Aim: Show every line containing "pour" by copying it.

# Start of Dataset records

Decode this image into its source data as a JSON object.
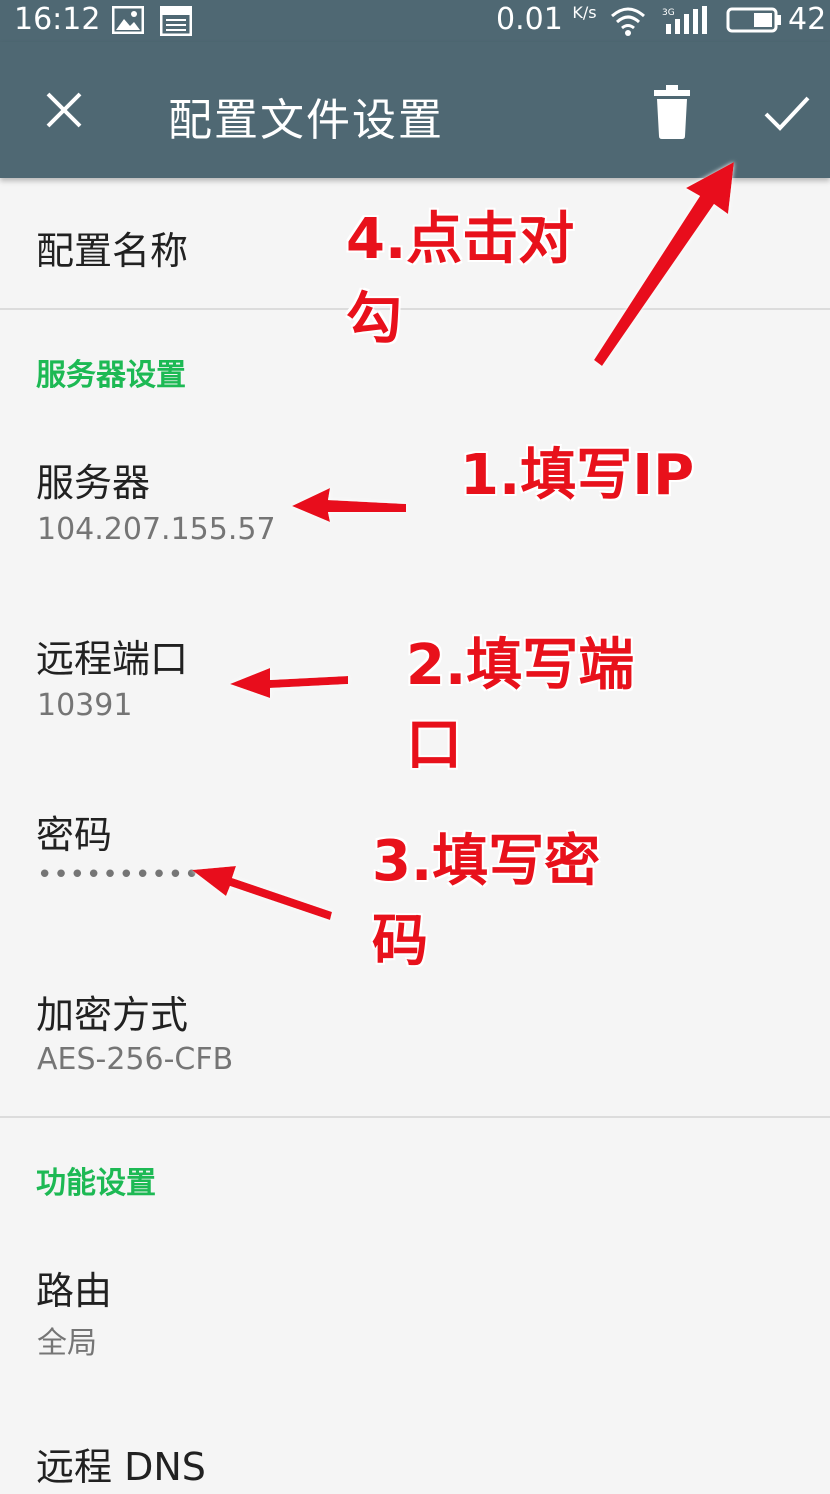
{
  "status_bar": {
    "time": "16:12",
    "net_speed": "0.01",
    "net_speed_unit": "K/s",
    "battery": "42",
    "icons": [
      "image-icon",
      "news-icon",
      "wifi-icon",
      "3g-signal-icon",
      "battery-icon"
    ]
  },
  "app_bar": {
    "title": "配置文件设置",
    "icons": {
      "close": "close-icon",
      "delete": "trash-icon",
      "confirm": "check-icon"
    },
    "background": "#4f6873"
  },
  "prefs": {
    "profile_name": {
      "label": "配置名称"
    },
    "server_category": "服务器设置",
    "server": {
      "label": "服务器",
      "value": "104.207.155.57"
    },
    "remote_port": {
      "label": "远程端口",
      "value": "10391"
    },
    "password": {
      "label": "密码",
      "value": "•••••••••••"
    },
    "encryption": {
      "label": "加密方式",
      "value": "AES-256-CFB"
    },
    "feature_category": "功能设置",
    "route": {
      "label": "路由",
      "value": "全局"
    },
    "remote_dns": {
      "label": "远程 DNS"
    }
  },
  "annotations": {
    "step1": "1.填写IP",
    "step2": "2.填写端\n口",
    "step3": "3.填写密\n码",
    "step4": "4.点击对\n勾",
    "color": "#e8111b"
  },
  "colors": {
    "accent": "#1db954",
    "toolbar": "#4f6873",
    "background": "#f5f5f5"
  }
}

# End of Dataset records
# Start of Dataset records

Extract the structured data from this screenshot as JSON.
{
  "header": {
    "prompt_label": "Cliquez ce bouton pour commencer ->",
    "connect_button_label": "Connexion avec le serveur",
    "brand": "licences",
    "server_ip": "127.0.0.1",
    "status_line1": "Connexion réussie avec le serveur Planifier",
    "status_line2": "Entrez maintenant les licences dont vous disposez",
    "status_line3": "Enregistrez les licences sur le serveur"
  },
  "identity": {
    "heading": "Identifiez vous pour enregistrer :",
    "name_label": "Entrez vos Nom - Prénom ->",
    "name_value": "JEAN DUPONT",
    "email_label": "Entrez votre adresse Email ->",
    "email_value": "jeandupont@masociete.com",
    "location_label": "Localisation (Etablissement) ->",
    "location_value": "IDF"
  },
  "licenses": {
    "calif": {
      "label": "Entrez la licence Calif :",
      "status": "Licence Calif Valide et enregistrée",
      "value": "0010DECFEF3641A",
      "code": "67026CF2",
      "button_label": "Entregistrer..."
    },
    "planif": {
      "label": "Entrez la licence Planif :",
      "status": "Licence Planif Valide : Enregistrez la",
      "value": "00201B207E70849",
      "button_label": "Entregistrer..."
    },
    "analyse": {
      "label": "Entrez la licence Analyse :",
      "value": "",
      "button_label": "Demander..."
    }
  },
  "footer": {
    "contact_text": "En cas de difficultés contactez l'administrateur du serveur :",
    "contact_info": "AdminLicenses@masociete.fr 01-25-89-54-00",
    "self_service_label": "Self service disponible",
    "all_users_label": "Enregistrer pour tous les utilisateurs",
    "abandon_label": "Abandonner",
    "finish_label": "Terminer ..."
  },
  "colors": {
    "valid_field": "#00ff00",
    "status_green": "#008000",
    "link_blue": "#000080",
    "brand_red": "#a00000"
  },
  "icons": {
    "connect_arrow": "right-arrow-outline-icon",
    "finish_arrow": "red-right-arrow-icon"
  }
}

# End of Dataset records

Problem solution:
    "prompt_label": "Cliquez ce bouton pour commencer ->",
    "heading": "Identifiez vous pour enregistrer :",
    "all_users_label": "Enregistrer pour tous les utilisateurs",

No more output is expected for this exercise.